### What you need to do
Note each line where "Total" appears, and copy it.

### Excerpted records
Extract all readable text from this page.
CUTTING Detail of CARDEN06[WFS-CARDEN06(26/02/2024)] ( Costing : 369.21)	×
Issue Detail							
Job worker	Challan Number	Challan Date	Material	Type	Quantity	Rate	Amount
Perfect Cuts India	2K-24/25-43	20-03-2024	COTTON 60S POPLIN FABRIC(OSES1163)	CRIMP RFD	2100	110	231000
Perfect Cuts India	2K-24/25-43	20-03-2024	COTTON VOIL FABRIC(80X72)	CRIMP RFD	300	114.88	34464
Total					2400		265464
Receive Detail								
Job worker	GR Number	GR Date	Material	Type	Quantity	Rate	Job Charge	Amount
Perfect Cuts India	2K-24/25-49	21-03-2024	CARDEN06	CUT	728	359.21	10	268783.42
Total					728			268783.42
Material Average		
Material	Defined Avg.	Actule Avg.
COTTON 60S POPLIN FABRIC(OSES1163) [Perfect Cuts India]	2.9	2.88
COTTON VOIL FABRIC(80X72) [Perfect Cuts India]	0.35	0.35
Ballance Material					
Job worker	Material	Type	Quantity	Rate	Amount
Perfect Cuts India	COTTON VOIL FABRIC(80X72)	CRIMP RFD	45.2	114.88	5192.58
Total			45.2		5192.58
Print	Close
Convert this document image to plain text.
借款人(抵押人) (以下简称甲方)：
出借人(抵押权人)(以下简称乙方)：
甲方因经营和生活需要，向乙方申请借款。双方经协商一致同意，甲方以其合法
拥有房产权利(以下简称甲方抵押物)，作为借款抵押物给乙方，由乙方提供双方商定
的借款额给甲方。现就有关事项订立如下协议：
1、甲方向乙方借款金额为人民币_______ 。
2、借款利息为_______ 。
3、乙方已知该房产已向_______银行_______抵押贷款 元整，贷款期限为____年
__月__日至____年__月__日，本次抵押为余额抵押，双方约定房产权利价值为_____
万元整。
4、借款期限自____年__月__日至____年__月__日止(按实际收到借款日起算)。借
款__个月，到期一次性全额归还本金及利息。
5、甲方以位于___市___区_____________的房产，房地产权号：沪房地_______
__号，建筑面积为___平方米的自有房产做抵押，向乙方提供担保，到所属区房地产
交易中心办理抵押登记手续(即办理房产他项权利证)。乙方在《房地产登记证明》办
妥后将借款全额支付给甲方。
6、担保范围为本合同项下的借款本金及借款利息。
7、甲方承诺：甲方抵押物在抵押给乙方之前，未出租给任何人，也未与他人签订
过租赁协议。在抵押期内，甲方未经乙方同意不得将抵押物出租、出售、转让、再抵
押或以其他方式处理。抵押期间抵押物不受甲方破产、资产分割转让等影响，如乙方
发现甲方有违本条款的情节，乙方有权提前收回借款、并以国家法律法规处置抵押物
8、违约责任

### Solution for this task
Total					2400		265464
Total					728			268783.42
Total			45.2		5192.58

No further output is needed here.